*WORK TO BE COMPLETED*. Please copy the data below, switching every "source-cell" to "origin-cell" and leaving everything else as it is.
-- Start DATA EXTRACT --
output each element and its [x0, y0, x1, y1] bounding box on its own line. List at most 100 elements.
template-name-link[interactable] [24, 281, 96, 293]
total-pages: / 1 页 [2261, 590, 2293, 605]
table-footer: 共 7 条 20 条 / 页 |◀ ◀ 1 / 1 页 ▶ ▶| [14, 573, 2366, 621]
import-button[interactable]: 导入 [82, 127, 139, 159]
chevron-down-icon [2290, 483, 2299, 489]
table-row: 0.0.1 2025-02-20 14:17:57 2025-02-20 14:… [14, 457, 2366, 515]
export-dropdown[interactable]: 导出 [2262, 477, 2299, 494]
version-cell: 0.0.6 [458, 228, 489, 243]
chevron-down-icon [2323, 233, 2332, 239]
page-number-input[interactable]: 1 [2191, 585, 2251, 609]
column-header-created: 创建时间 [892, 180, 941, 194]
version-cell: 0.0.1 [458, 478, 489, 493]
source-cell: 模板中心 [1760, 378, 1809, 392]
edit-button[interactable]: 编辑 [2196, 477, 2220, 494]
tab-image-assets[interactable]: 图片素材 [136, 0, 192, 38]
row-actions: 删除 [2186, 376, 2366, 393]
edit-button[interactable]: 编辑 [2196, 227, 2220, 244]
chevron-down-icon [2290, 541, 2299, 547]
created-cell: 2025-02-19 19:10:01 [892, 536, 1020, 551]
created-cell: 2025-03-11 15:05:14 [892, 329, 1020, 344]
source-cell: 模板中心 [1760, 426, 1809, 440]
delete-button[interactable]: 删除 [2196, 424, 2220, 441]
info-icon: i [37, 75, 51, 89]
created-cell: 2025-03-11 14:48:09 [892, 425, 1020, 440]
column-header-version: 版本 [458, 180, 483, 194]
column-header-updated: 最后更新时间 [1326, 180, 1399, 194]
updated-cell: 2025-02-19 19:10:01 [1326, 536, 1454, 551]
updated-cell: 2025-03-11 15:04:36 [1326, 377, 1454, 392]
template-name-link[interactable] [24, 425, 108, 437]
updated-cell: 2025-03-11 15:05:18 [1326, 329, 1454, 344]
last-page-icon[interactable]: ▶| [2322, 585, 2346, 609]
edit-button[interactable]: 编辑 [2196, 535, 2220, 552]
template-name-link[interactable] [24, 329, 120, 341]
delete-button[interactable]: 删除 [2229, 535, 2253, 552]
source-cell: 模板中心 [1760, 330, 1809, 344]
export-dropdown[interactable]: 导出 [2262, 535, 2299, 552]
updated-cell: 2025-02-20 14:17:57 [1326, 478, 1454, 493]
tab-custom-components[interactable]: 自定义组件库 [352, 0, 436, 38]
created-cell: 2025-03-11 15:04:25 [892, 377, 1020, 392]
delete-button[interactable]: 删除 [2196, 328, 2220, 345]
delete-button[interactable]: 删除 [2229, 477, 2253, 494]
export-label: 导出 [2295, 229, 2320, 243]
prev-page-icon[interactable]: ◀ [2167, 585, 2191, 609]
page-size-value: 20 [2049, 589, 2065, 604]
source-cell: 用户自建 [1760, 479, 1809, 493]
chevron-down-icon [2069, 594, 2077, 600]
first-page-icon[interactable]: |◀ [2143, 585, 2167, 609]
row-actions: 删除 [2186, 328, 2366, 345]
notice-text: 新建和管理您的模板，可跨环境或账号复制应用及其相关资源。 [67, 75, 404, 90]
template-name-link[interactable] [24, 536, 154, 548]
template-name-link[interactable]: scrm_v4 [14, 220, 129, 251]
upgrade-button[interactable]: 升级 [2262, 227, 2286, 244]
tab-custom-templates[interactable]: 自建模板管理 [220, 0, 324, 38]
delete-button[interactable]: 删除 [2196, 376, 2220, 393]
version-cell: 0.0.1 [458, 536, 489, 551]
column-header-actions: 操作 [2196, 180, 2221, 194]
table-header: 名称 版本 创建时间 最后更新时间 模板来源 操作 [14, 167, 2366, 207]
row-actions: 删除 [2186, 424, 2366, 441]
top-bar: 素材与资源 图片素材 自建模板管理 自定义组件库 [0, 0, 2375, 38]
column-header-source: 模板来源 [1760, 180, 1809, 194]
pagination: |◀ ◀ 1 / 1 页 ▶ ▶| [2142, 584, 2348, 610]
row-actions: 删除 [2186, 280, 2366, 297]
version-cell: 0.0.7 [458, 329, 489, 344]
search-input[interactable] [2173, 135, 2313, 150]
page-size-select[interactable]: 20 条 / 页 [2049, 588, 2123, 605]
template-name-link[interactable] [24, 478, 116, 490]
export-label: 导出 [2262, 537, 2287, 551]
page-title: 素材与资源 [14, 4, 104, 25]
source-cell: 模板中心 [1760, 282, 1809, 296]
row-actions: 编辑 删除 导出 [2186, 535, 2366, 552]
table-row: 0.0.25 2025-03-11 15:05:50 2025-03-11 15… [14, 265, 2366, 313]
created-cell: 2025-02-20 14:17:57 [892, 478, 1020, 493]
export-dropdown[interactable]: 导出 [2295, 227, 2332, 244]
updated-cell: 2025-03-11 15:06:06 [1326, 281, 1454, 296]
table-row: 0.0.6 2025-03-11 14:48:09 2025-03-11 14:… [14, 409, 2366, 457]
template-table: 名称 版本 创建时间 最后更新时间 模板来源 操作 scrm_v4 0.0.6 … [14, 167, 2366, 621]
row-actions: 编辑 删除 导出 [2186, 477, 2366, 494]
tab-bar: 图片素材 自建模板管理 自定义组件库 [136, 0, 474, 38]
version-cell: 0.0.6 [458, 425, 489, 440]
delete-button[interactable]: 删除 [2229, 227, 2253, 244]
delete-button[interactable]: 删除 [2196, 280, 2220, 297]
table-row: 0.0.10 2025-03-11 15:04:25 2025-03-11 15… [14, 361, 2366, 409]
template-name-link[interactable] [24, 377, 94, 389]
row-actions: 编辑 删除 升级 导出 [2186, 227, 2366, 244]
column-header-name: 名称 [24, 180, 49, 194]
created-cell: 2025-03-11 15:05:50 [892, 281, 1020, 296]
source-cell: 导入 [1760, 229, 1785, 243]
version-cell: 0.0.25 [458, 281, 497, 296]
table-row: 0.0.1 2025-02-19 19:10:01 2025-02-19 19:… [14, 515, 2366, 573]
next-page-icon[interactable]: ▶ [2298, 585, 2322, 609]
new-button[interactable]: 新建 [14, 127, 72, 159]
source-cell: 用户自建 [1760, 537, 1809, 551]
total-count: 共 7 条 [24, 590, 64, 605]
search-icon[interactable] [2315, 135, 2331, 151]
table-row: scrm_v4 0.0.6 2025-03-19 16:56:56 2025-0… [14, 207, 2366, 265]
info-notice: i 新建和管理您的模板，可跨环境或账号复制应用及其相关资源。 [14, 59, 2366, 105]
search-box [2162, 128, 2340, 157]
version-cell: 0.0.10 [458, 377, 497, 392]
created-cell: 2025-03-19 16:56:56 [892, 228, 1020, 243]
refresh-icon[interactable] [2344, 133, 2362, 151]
-- End DATA EXTRACT --
*RESPONSE TO THIS TASK*.
output each element and its [x0, y0, x1, y1] bounding box on its own line. List at most 100 elements.
template-name-link[interactable] [24, 281, 96, 293]
total-pages: / 1 页 [2261, 590, 2293, 605]
table-footer: 共 7 条 20 条 / 页 |◀ ◀ 1 / 1 页 ▶ ▶| [14, 573, 2366, 621]
import-button[interactable]: 导入 [82, 127, 139, 159]
chevron-down-icon [2290, 483, 2299, 489]
table-row: 0.0.1 2025-02-20 14:17:57 2025-02-20 14:… [14, 457, 2366, 515]
export-dropdown[interactable]: 导出 [2262, 477, 2299, 494]
version-cell: 0.0.6 [458, 228, 489, 243]
chevron-down-icon [2323, 233, 2332, 239]
page-number-input[interactable]: 1 [2191, 585, 2251, 609]
column-header-created: 创建时间 [892, 180, 941, 194]
version-cell: 0.0.1 [458, 478, 489, 493]
origin-cell: 模板中心 [1760, 378, 1809, 392]
edit-button[interactable]: 编辑 [2196, 477, 2220, 494]
tab-image-assets[interactable]: 图片素材 [136, 0, 192, 38]
row-actions: 删除 [2186, 376, 2366, 393]
edit-button[interactable]: 编辑 [2196, 227, 2220, 244]
chevron-down-icon [2290, 541, 2299, 547]
created-cell: 2025-02-19 19:10:01 [892, 536, 1020, 551]
created-cell: 2025-03-11 15:05:14 [892, 329, 1020, 344]
origin-cell: 模板中心 [1760, 426, 1809, 440]
delete-button[interactable]: 删除 [2196, 424, 2220, 441]
info-icon: i [37, 75, 51, 89]
created-cell: 2025-03-11 14:48:09 [892, 425, 1020, 440]
column-header-version: 版本 [458, 180, 483, 194]
column-header-updated: 最后更新时间 [1326, 180, 1399, 194]
updated-cell: 2025-02-19 19:10:01 [1326, 536, 1454, 551]
updated-cell: 2025-03-11 15:04:36 [1326, 377, 1454, 392]
template-name-link[interactable] [24, 425, 108, 437]
updated-cell: 2025-03-11 15:05:18 [1326, 329, 1454, 344]
last-page-icon[interactable]: ▶| [2322, 585, 2346, 609]
edit-button[interactable]: 编辑 [2196, 535, 2220, 552]
template-name-link[interactable] [24, 329, 120, 341]
delete-button[interactable]: 删除 [2229, 535, 2253, 552]
origin-cell: 模板中心 [1760, 330, 1809, 344]
export-dropdown[interactable]: 导出 [2262, 535, 2299, 552]
updated-cell: 2025-02-20 14:17:57 [1326, 478, 1454, 493]
tab-custom-components[interactable]: 自定义组件库 [352, 0, 436, 38]
created-cell: 2025-03-11 15:04:25 [892, 377, 1020, 392]
delete-button[interactable]: 删除 [2196, 328, 2220, 345]
delete-button[interactable]: 删除 [2229, 477, 2253, 494]
export-label: 导出 [2295, 229, 2320, 243]
prev-page-icon[interactable]: ◀ [2167, 585, 2191, 609]
page-size-value: 20 [2049, 589, 2065, 604]
origin-cell: 用户自建 [1760, 479, 1809, 493]
chevron-down-icon [2069, 594, 2077, 600]
first-page-icon[interactable]: |◀ [2143, 585, 2167, 609]
row-actions: 删除 [2186, 328, 2366, 345]
notice-text: 新建和管理您的模板，可跨环境或账号复制应用及其相关资源。 [67, 75, 404, 90]
template-name-link[interactable] [24, 536, 154, 548]
template-name-link[interactable]: scrm_v4 [14, 220, 129, 251]
upgrade-button[interactable]: 升级 [2262, 227, 2286, 244]
tab-custom-templates[interactable]: 自建模板管理 [220, 0, 324, 38]
delete-button[interactable]: 删除 [2196, 376, 2220, 393]
version-cell: 0.0.1 [458, 536, 489, 551]
column-header-actions: 操作 [2196, 180, 2221, 194]
table-header: 名称 版本 创建时间 最后更新时间 模板来源 操作 [14, 167, 2366, 207]
row-actions: 删除 [2186, 424, 2366, 441]
top-bar: 素材与资源 图片素材 自建模板管理 自定义组件库 [0, 0, 2375, 38]
column-header-source: 模板来源 [1760, 180, 1809, 194]
pagination: |◀ ◀ 1 / 1 页 ▶ ▶| [2142, 584, 2348, 610]
row-actions: 删除 [2186, 280, 2366, 297]
version-cell: 0.0.7 [458, 329, 489, 344]
search-input[interactable] [2173, 135, 2313, 150]
page-size-select[interactable]: 20 条 / 页 [2049, 588, 2123, 605]
template-name-link[interactable] [24, 478, 116, 490]
export-label: 导出 [2262, 537, 2287, 551]
page-title: 素材与资源 [14, 4, 104, 25]
origin-cell: 模板中心 [1760, 282, 1809, 296]
row-actions: 编辑 删除 导出 [2186, 535, 2366, 552]
table-row: 0.0.25 2025-03-11 15:05:50 2025-03-11 15… [14, 265, 2366, 313]
created-cell: 2025-02-20 14:17:57 [892, 478, 1020, 493]
export-dropdown[interactable]: 导出 [2295, 227, 2332, 244]
updated-cell: 2025-03-11 15:06:06 [1326, 281, 1454, 296]
table-row: 0.0.6 2025-03-11 14:48:09 2025-03-11 14:… [14, 409, 2366, 457]
template-table: 名称 版本 创建时间 最后更新时间 模板来源 操作 scrm_v4 0.0.6 … [14, 167, 2366, 621]
row-actions: 编辑 删除 导出 [2186, 477, 2366, 494]
tab-bar: 图片素材 自建模板管理 自定义组件库 [136, 0, 474, 38]
version-cell: 0.0.6 [458, 425, 489, 440]
delete-button[interactable]: 删除 [2229, 227, 2253, 244]
delete-button[interactable]: 删除 [2196, 280, 2220, 297]
table-row: 0.0.10 2025-03-11 15:04:25 2025-03-11 15… [14, 361, 2366, 409]
template-name-link[interactable] [24, 377, 94, 389]
row-actions: 编辑 删除 升级 导出 [2186, 227, 2366, 244]
column-header-name: 名称 [24, 180, 49, 194]
created-cell: 2025-03-11 15:05:50 [892, 281, 1020, 296]
origin-cell: 导入 [1760, 229, 1785, 243]
version-cell: 0.0.25 [458, 281, 497, 296]
table-row: 0.0.1 2025-02-19 19:10:01 2025-02-19 19:… [14, 515, 2366, 573]
next-page-icon[interactable]: ▶ [2298, 585, 2322, 609]
new-button[interactable]: 新建 [14, 127, 72, 159]
origin-cell: 用户自建 [1760, 537, 1809, 551]
total-count: 共 7 条 [24, 590, 64, 605]
search-icon[interactable] [2315, 135, 2331, 151]
table-row: scrm_v4 0.0.6 2025-03-19 16:56:56 2025-0… [14, 207, 2366, 265]
info-notice: i 新建和管理您的模板，可跨环境或账号复制应用及其相关资源。 [14, 59, 2366, 105]
search-box [2162, 128, 2340, 157]
version-cell: 0.0.10 [458, 377, 497, 392]
created-cell: 2025-03-19 16:56:56 [892, 228, 1020, 243]
refresh-icon[interactable] [2344, 133, 2362, 151]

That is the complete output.